* [GIVEN TASK]: Select, from the data, each line where "JSON" occurs.

══════════

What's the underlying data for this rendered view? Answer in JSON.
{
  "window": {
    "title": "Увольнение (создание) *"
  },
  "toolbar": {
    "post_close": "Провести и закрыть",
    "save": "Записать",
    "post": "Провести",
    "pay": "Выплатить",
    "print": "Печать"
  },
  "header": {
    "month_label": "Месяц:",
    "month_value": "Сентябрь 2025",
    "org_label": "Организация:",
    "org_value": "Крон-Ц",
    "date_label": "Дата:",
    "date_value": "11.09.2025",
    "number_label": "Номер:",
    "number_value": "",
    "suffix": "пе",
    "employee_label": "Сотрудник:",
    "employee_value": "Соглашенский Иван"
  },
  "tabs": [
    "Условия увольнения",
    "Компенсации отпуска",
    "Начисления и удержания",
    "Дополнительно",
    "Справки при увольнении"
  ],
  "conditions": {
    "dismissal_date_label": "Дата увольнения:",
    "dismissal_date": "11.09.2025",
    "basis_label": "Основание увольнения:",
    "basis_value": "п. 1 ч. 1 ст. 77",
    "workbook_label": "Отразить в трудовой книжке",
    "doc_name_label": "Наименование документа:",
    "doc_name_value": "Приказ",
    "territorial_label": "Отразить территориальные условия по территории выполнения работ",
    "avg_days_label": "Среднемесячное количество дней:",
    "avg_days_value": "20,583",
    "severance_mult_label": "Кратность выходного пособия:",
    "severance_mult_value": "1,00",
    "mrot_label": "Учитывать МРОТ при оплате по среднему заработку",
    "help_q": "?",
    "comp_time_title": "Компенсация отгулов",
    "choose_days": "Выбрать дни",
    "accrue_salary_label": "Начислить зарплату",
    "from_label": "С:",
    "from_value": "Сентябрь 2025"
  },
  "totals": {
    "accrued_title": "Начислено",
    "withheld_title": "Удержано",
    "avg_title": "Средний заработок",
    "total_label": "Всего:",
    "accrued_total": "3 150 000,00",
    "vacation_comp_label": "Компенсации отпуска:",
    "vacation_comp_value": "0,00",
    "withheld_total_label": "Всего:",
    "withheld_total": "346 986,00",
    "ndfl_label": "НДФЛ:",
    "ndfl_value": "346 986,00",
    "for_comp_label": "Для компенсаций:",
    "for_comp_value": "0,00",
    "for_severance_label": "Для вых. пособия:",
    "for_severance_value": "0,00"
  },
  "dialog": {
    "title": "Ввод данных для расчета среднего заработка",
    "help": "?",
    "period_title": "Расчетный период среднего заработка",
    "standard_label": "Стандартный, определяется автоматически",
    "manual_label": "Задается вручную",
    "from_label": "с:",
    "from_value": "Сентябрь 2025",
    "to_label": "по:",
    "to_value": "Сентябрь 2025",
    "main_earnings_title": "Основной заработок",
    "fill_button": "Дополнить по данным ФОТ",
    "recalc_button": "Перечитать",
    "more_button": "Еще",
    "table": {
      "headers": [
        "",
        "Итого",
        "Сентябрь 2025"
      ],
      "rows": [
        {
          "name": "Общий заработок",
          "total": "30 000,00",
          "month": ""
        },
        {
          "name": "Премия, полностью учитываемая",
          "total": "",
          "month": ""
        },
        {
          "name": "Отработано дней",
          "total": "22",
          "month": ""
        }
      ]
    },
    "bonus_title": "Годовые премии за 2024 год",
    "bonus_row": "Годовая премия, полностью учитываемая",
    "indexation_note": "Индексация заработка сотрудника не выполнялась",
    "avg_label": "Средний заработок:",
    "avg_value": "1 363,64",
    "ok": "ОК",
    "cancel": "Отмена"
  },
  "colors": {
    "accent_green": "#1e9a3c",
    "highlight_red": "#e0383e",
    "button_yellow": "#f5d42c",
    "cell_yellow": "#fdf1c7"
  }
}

══════════

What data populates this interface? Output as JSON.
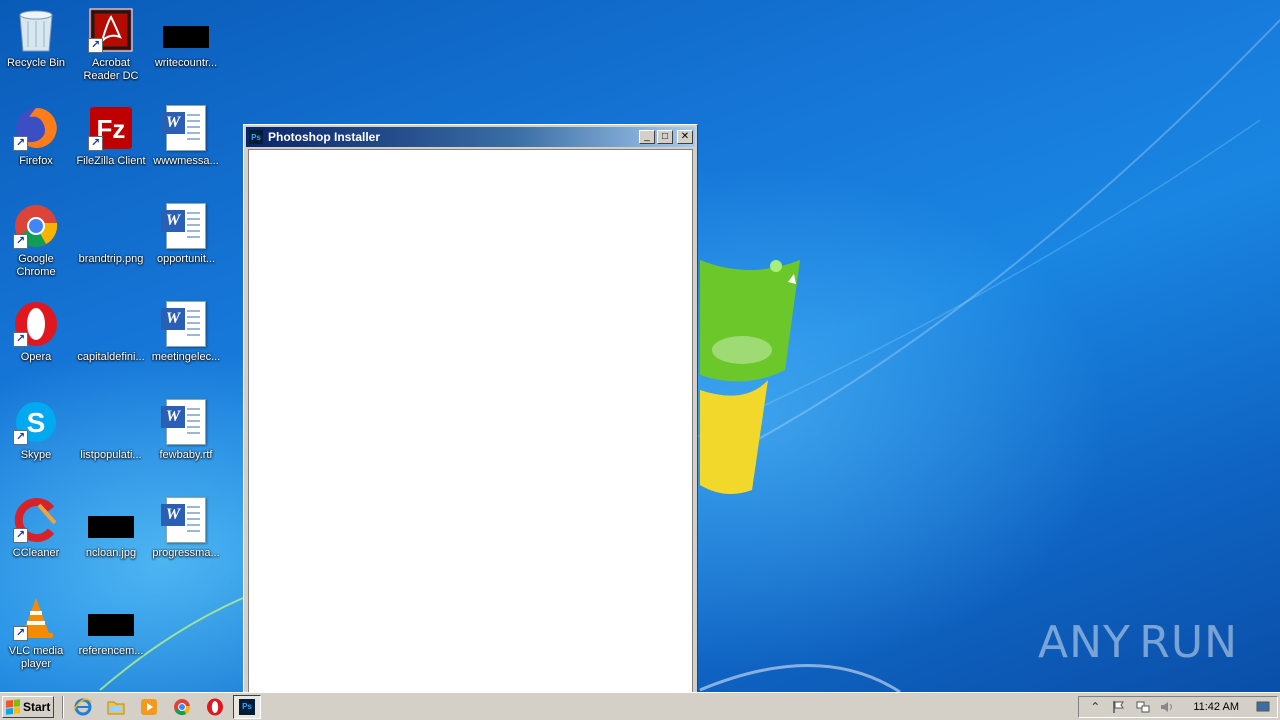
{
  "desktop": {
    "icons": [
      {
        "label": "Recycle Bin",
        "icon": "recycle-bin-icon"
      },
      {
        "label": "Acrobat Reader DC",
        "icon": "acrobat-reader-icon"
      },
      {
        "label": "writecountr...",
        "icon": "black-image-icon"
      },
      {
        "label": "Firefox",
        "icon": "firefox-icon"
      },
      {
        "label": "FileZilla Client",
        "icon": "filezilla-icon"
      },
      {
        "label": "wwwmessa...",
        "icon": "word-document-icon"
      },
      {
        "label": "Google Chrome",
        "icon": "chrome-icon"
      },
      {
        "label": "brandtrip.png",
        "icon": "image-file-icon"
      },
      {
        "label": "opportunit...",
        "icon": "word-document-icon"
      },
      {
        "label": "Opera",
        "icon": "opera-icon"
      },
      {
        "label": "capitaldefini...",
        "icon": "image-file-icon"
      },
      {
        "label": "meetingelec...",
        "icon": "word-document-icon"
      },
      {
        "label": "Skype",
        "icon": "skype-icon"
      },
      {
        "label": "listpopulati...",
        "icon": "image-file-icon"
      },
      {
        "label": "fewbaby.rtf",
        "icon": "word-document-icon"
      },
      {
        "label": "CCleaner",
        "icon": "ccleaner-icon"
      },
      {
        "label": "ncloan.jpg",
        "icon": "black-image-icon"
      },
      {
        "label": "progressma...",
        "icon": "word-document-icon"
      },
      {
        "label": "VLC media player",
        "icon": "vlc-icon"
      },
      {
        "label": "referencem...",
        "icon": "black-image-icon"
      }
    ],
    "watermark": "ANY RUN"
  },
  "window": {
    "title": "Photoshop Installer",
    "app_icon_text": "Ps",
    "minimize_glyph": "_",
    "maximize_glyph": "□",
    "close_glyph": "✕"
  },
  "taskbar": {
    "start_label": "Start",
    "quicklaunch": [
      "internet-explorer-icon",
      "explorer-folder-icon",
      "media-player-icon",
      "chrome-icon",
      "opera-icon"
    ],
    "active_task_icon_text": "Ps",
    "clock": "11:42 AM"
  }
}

══════════

* [WRITTEN RESPONSE]:
What's the underlying data for this rendered view? Answer in JSON.
What data populates this interface? Output as JSON.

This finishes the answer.